→ **BRIEF**: Drop the pictures from the entries below, then reproduce the rest exactly.

→ **GIVEN ENTRIES**:
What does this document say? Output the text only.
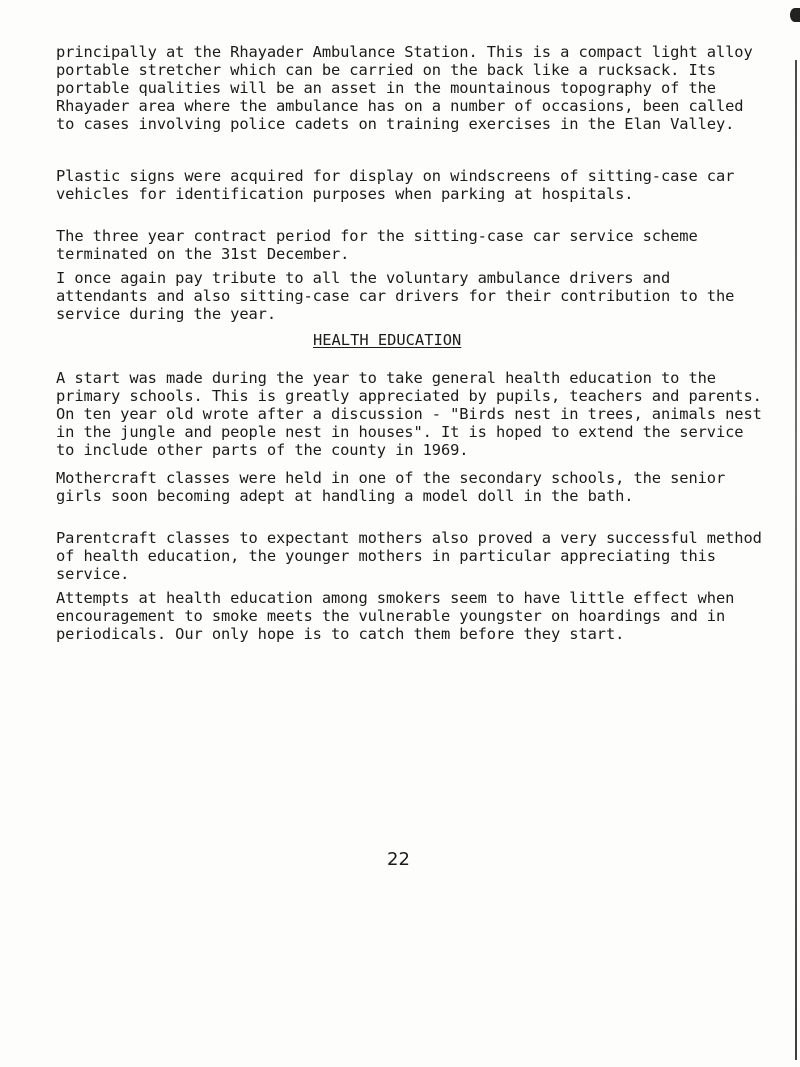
principally at the Rhayader Ambulance Station. This is a compact light alloy portable stretcher which can be carried on the back like a rucksack. Its portable qualities will be an asset in the mountainous topography of the Rhayader area where the ambulance has on a number of occasions, been called to cases involving police cadets on training exercises in the Elan Valley.
Plastic signs were acquired for display on windscreens of sitting-case car vehicles for identification purposes when parking at hospitals.
The three year contract period for the sitting-case car service scheme terminated on the 31st December.
I once again pay tribute to all the voluntary ambulance drivers and attendants and also sitting-case car drivers for their contribution to the service during the year.
HEALTH EDUCATION
A start was made during the year to take general health education to the primary schools. This is greatly appreciated by pupils, teachers and parents. On ten year old wrote after a discussion - "Birds nest in trees, animals nest in the jungle and people nest in houses". It is hoped to extend the service to include other parts of the county in 1969.
Mothercraft classes were held in one of the secondary schools, the senior girls soon becoming adept at handling a model doll in the bath.
Parentcraft classes to expectant mothers also proved a very successful method of health education, the younger mothers in particular appreciating this service.
Attempts at health education among smokers seem to have little effect when encouragement to smoke meets the vulnerable youngster on hoardings and in periodicals. Our only hope is to catch them before they start.
22
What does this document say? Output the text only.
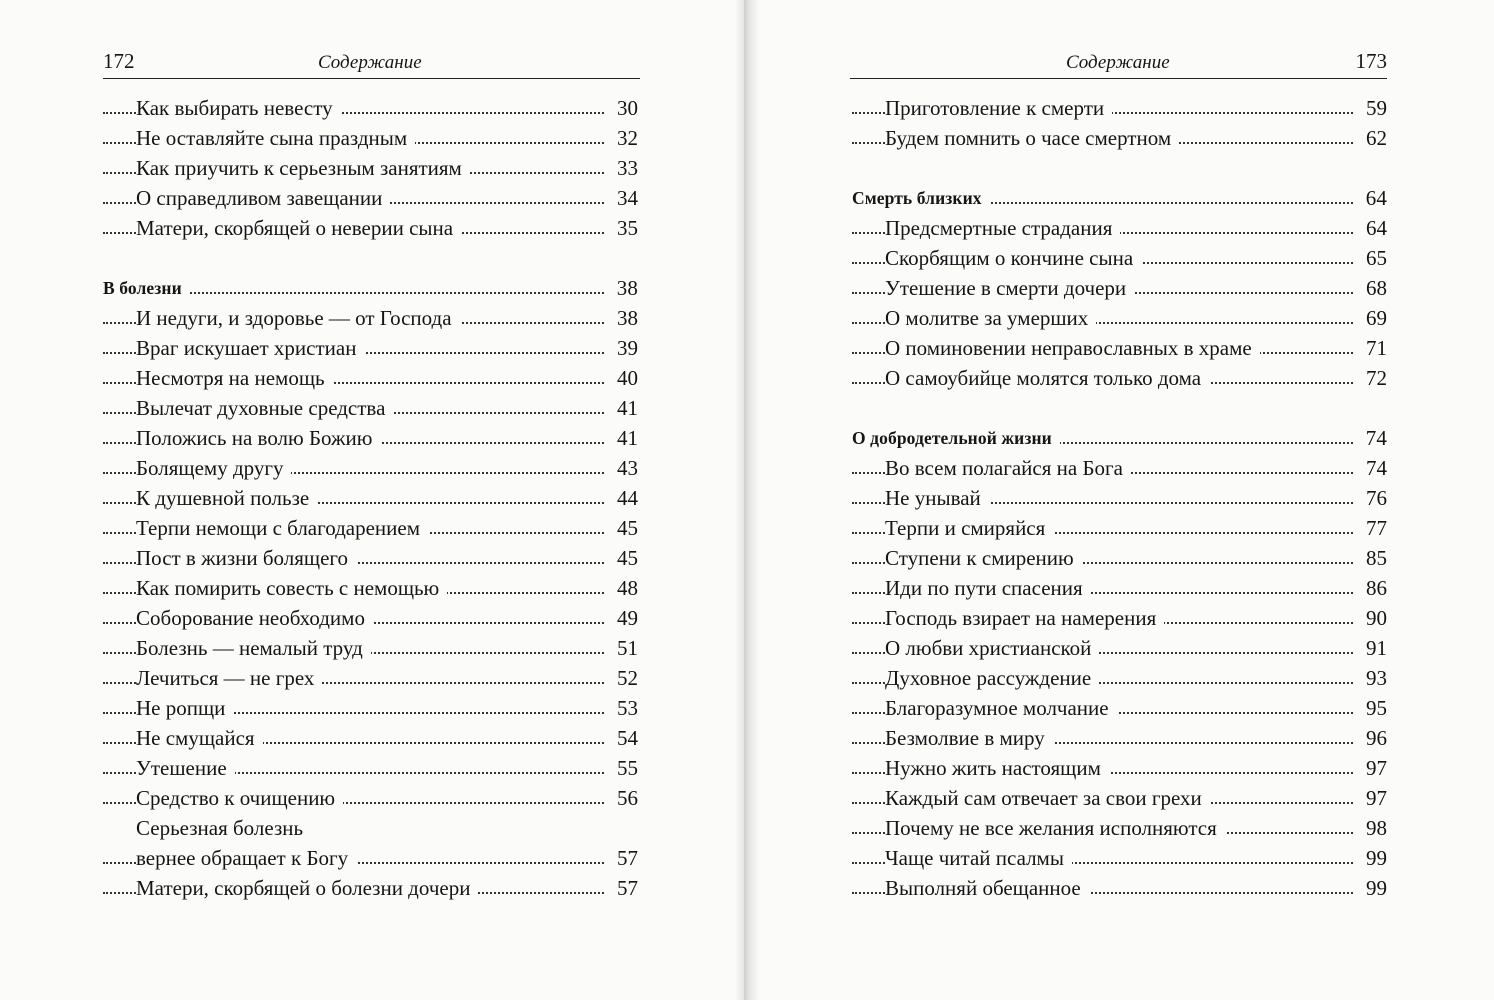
172	Содержание
Как выбирать невесту	30
Не оставляйте сына праздным	32
Как приучить к серьезным занятиям	33
О справедливом завещании	34
Матери, скорбящей о неверии сына	35
В болезни	38
И недуги, и здоровье — от Господа	38
Враг искушает христиан	39
Несмотря на немощь	40
Вылечат духовные средства	41
Положись на волю Божию	41
Болящему другу	43
К душевной пользе	44
Терпи немощи с благодарением	45
Пост в жизни болящего	45
Как помирить совесть с немощью	48
Соборование необходимо	49
Болезнь — немалый труд	51
Лечиться — не грех	52
Не ропщи	53
Не смущайся	54
Утешение	55
Средство к очищению	56
Серьезная болезнь
вернее обращает к Богу	57
Матери, скорбящей о болезни дочери	57
Содержание	173
Приготовление к смерти	59
Будем помнить о часе смертном	62
Смерть близких	64
Предсмертные страдания	64
Скорбящим о кончине сына	65
Утешение в смерти дочери	68
О молитве за умерших	69
О поминовении неправославных в храме	71
О самоубийце молятся только дома	72
О добродетельной жизни	74
Во всем полагайся на Бога	74
Не унывай	76
Терпи и смиряйся	77
Ступени к смирению	85
Иди по пути спасения	86
Господь взирает на намерения	90
О любви христианской	91
Духовное рассуждение	93
Благоразумное молчание	95
Безмолвие в миру	96
Нужно жить настоящим	97
Каждый сам отвечает за свои грехи	97
Почему не все желания исполняются	98
Чаще читай псалмы	99
Выполняй обещанное	99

→ **SOLUTION TO THIS EXERCISE**:
What does this document say? Output the text only.
principally at the Rhayader Ambulance Station. This is a compact light alloy portable stretcher which can be carried on the back like a rucksack. Its portable qualities will be an asset in the mountainous topography of the Rhayader area where the ambulance has on a number of occasions, been called to cases involving police cadets on training exercises in the Elan Valley.
Plastic signs were acquired for display on windscreens of sitting-case car vehicles for identification purposes when parking at hospitals.
The three year contract period for the sitting-case car service scheme terminated on the 31st December.
I once again pay tribute to all the voluntary ambulance drivers and attendants and also sitting-case car drivers for their contribution to the service during the year.
HEALTH EDUCATION
A start was made during the year to take general health education to the primary schools. This is greatly appreciated by pupils, teachers and parents. On ten year old wrote after a discussion - "Birds nest in trees, animals nest in the jungle and people nest in houses". It is hoped to extend the service to include other parts of the county in 1969.
Mothercraft classes were held in one of the secondary schools, the senior girls soon becoming adept at handling a model doll in the bath.
Parentcraft classes to expectant mothers also proved a very successful method of health education, the younger mothers in particular appreciating this service.
Attempts at health education among smokers seem to have little effect when encouragement to smoke meets the vulnerable youngster on hoardings and in periodicals. Our only hope is to catch them before they start.
22
What does this document say? Output the text only.
172	Содержание
Как выбирать невесту	30
Не оставляйте сына праздным	32
Как приучить к серьезным занятиям	33
О справедливом завещании	34
Матери, скорбящей о неверии сына	35
В болезни	38
И недуги, и здоровье — от Господа	38
Враг искушает христиан	39
Несмотря на немощь	40
Вылечат духовные средства	41
Положись на волю Божию	41
Болящему другу	43
К душевной пользе	44
Терпи немощи с благодарением	45
Пост в жизни болящего	45
Как помирить совесть с немощью	48
Соборование необходимо	49
Болезнь — немалый труд	51
Лечиться — не грех	52
Не ропщи	53
Не смущайся	54
Утешение	55
Средство к очищению	56
Серьезная болезнь
вернее обращает к Богу	57
Матери, скорбящей о болезни дочери	57
Содержание	173
Приготовление к смерти	59
Будем помнить о часе смертном	62
Смерть близких	64
Предсмертные страдания	64
Скорбящим о кончине сына	65
Утешение в смерти дочери	68
О молитве за умерших	69
О поминовении неправославных в храме	71
О самоубийце молятся только дома	72
О добродетельной жизни	74
Во всем полагайся на Бога	74
Не унывай	76
Терпи и смиряйся	77
Ступени к смирению	85
Иди по пути спасения	86
Господь взирает на намерения	90
О любви христианской	91
Духовное рассуждение	93
Благоразумное молчание	95
Безмолвие в миру	96
Нужно жить настоящим	97
Каждый сам отвечает за свои грехи	97
Почему не все желания исполняются	98
Чаще читай псалмы	99
Выполняй обещанное	99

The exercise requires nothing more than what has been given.